The problem> Write out the data again in full, exactly as it reads.

━━━━━━━━━━━━━━━━━━━━━━━━━━━━━━

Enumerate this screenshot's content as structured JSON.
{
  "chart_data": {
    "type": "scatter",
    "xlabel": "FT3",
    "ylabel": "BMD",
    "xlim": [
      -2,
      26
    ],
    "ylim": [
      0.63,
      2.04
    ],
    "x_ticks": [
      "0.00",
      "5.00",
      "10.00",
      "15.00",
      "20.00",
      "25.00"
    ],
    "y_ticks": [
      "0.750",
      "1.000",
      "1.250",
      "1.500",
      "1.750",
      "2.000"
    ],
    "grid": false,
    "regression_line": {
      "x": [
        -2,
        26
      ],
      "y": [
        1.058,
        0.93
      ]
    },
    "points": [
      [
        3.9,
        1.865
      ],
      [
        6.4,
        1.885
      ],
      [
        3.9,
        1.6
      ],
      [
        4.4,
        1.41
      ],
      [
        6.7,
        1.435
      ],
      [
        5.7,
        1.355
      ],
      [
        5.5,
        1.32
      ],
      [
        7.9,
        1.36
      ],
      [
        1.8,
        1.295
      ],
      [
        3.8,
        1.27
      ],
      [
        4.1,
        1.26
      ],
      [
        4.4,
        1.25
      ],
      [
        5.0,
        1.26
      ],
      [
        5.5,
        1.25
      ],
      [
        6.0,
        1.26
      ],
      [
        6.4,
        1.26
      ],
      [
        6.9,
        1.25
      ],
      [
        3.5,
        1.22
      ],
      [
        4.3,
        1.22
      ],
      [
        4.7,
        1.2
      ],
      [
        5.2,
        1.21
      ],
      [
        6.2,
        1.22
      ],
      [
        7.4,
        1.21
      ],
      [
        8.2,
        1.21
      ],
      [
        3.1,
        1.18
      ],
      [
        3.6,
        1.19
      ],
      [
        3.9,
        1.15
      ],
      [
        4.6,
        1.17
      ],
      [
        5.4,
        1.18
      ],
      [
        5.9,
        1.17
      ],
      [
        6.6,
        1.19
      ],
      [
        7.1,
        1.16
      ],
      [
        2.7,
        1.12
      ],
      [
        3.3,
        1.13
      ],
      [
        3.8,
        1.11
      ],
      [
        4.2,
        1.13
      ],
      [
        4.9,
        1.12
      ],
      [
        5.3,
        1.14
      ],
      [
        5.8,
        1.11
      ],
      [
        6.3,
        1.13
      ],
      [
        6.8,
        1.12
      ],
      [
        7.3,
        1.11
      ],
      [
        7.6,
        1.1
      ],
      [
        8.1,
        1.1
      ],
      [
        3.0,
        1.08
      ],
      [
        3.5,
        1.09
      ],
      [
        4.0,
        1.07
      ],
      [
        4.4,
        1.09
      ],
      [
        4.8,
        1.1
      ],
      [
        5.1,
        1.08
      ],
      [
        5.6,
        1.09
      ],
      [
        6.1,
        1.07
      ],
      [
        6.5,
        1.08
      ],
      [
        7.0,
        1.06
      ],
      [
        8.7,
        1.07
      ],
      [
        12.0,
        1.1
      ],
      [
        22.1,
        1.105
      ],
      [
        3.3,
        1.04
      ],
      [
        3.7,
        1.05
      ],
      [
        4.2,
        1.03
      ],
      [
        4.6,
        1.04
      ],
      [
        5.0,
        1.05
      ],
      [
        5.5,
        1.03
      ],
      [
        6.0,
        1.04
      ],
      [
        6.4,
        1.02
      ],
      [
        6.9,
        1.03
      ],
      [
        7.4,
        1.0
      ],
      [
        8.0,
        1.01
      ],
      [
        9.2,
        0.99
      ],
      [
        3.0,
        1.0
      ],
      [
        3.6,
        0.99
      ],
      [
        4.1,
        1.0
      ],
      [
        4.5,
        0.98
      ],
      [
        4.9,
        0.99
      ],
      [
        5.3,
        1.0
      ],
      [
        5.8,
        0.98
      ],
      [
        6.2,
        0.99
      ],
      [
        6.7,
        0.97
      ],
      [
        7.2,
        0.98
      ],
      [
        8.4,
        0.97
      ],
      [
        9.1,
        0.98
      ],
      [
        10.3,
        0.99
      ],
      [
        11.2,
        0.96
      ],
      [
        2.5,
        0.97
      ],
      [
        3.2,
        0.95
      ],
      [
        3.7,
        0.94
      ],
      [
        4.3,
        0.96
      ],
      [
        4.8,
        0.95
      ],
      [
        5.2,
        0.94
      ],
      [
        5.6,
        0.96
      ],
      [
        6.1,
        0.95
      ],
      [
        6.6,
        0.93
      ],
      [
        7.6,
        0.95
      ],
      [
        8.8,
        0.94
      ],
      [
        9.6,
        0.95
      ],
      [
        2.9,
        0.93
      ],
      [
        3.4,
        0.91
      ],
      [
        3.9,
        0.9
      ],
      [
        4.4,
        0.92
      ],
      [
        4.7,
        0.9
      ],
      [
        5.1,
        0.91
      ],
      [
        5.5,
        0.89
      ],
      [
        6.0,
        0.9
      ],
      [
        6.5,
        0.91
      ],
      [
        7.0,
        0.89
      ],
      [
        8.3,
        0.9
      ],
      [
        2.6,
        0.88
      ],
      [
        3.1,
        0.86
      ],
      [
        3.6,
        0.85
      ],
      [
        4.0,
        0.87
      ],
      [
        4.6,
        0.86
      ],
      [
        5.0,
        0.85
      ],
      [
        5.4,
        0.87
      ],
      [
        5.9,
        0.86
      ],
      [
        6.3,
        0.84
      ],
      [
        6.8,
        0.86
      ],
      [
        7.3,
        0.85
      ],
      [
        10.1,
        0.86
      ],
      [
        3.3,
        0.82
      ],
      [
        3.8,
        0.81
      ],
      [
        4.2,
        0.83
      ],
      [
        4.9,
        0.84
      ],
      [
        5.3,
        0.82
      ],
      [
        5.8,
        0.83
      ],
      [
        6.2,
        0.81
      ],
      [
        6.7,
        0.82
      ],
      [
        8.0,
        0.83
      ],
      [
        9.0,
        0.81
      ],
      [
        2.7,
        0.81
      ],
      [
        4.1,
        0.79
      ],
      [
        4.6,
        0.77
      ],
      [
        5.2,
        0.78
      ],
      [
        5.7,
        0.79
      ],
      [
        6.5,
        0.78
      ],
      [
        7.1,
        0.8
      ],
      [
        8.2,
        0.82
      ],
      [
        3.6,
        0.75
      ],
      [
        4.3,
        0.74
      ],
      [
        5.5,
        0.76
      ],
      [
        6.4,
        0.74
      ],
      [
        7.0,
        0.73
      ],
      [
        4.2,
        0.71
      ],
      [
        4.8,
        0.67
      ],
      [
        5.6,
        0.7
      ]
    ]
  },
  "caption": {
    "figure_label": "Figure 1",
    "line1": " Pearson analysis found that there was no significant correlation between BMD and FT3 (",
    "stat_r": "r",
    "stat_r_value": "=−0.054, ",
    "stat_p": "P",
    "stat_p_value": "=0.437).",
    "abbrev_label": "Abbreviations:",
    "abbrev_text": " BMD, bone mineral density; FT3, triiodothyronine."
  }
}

━━━━━━━━━━━━━━━━━━━━━━━━━━━━━━

Worked solution>
Enumerate this screenshot's content as structured JSON.
{
  "chart_data": {
    "type": "scatter",
    "xlabel": "FT3",
    "ylabel": "BMD",
    "xlim": [
      -2,
      26
    ],
    "ylim": [
      0.63,
      2.04
    ],
    "x_ticks": [
      "0.00",
      "5.00",
      "10.00",
      "15.00",
      "20.00",
      "25.00"
    ],
    "y_ticks": [
      "0.750",
      "1.000",
      "1.250",
      "1.500",
      "1.750",
      "2.000"
    ],
    "grid": false,
    "regression_line": {
      "x": [
        -2,
        26
      ],
      "y": [
        1.058,
        0.93
      ]
    },
    "points": [
      [
        3.9,
        1.865
      ],
      [
        6.4,
        1.885
      ],
      [
        3.9,
        1.6
      ],
      [
        4.4,
        1.41
      ],
      [
        6.7,
        1.435
      ],
      [
        5.7,
        1.355
      ],
      [
        5.5,
        1.32
      ],
      [
        7.9,
        1.36
      ],
      [
        1.8,
        1.295
      ],
      [
        3.8,
        1.27
      ],
      [
        4.1,
        1.26
      ],
      [
        4.4,
        1.25
      ],
      [
        5.0,
        1.26
      ],
      [
        5.5,
        1.25
      ],
      [
        6.0,
        1.26
      ],
      [
        6.4,
        1.26
      ],
      [
        6.9,
        1.25
      ],
      [
        3.5,
        1.22
      ],
      [
        4.3,
        1.22
      ],
      [
        4.7,
        1.2
      ],
      [
        5.2,
        1.21
      ],
      [
        6.2,
        1.22
      ],
      [
        7.4,
        1.21
      ],
      [
        8.2,
        1.21
      ],
      [
        3.1,
        1.18
      ],
      [
        3.6,
        1.19
      ],
      [
        3.9,
        1.15
      ],
      [
        4.6,
        1.17
      ],
      [
        5.4,
        1.18
      ],
      [
        5.9,
        1.17
      ],
      [
        6.6,
        1.19
      ],
      [
        7.1,
        1.16
      ],
      [
        2.7,
        1.12
      ],
      [
        3.3,
        1.13
      ],
      [
        3.8,
        1.11
      ],
      [
        4.2,
        1.13
      ],
      [
        4.9,
        1.12
      ],
      [
        5.3,
        1.14
      ],
      [
        5.8,
        1.11
      ],
      [
        6.3,
        1.13
      ],
      [
        6.8,
        1.12
      ],
      [
        7.3,
        1.11
      ],
      [
        7.6,
        1.1
      ],
      [
        8.1,
        1.1
      ],
      [
        3.0,
        1.08
      ],
      [
        3.5,
        1.09
      ],
      [
        4.0,
        1.07
      ],
      [
        4.4,
        1.09
      ],
      [
        4.8,
        1.1
      ],
      [
        5.1,
        1.08
      ],
      [
        5.6,
        1.09
      ],
      [
        6.1,
        1.07
      ],
      [
        6.5,
        1.08
      ],
      [
        7.0,
        1.06
      ],
      [
        8.7,
        1.07
      ],
      [
        12.0,
        1.1
      ],
      [
        22.1,
        1.105
      ],
      [
        3.3,
        1.04
      ],
      [
        3.7,
        1.05
      ],
      [
        4.2,
        1.03
      ],
      [
        4.6,
        1.04
      ],
      [
        5.0,
        1.05
      ],
      [
        5.5,
        1.03
      ],
      [
        6.0,
        1.04
      ],
      [
        6.4,
        1.02
      ],
      [
        6.9,
        1.03
      ],
      [
        7.4,
        1.0
      ],
      [
        8.0,
        1.01
      ],
      [
        9.2,
        0.99
      ],
      [
        3.0,
        1.0
      ],
      [
        3.6,
        0.99
      ],
      [
        4.1,
        1.0
      ],
      [
        4.5,
        0.98
      ],
      [
        4.9,
        0.99
      ],
      [
        5.3,
        1.0
      ],
      [
        5.8,
        0.98
      ],
      [
        6.2,
        0.99
      ],
      [
        6.7,
        0.97
      ],
      [
        7.2,
        0.98
      ],
      [
        8.4,
        0.97
      ],
      [
        9.1,
        0.98
      ],
      [
        10.3,
        0.99
      ],
      [
        11.2,
        0.96
      ],
      [
        2.5,
        0.97
      ],
      [
        3.2,
        0.95
      ],
      [
        3.7,
        0.94
      ],
      [
        4.3,
        0.96
      ],
      [
        4.8,
        0.95
      ],
      [
        5.2,
        0.94
      ],
      [
        5.6,
        0.96
      ],
      [
        6.1,
        0.95
      ],
      [
        6.6,
        0.93
      ],
      [
        7.6,
        0.95
      ],
      [
        8.8,
        0.94
      ],
      [
        9.6,
        0.95
      ],
      [
        2.9,
        0.93
      ],
      [
        3.4,
        0.91
      ],
      [
        3.9,
        0.9
      ],
      [
        4.4,
        0.92
      ],
      [
        4.7,
        0.9
      ],
      [
        5.1,
        0.91
      ],
      [
        5.5,
        0.89
      ],
      [
        6.0,
        0.9
      ],
      [
        6.5,
        0.91
      ],
      [
        7.0,
        0.89
      ],
      [
        8.3,
        0.9
      ],
      [
        2.6,
        0.88
      ],
      [
        3.1,
        0.86
      ],
      [
        3.6,
        0.85
      ],
      [
        4.0,
        0.87
      ],
      [
        4.6,
        0.86
      ],
      [
        5.0,
        0.85
      ],
      [
        5.4,
        0.87
      ],
      [
        5.9,
        0.86
      ],
      [
        6.3,
        0.84
      ],
      [
        6.8,
        0.86
      ],
      [
        7.3,
        0.85
      ],
      [
        10.1,
        0.86
      ],
      [
        3.3,
        0.82
      ],
      [
        3.8,
        0.81
      ],
      [
        4.2,
        0.83
      ],
      [
        4.9,
        0.84
      ],
      [
        5.3,
        0.82
      ],
      [
        5.8,
        0.83
      ],
      [
        6.2,
        0.81
      ],
      [
        6.7,
        0.82
      ],
      [
        8.0,
        0.83
      ],
      [
        9.0,
        0.81
      ],
      [
        2.7,
        0.81
      ],
      [
        4.1,
        0.79
      ],
      [
        4.6,
        0.77
      ],
      [
        5.2,
        0.78
      ],
      [
        5.7,
        0.79
      ],
      [
        6.5,
        0.78
      ],
      [
        7.1,
        0.8
      ],
      [
        8.2,
        0.82
      ],
      [
        3.6,
        0.75
      ],
      [
        4.3,
        0.74
      ],
      [
        5.5,
        0.76
      ],
      [
        6.4,
        0.74
      ],
      [
        7.0,
        0.73
      ],
      [
        4.2,
        0.71
      ],
      [
        4.8,
        0.67
      ],
      [
        5.6,
        0.7
      ]
    ]
  },
  "caption": {
    "figure_label": "Figure 1",
    "line1": " Pearson analysis found that there was no significant correlation between BMD and FT3 (",
    "stat_r": "r",
    "stat_r_value": "=−0.054, ",
    "stat_p": "P",
    "stat_p_value": "=0.437).",
    "abbrev_label": "Abbreviations:",
    "abbrev_text": " BMD, bone mineral density; FT3, triiodothyronine."
  }
}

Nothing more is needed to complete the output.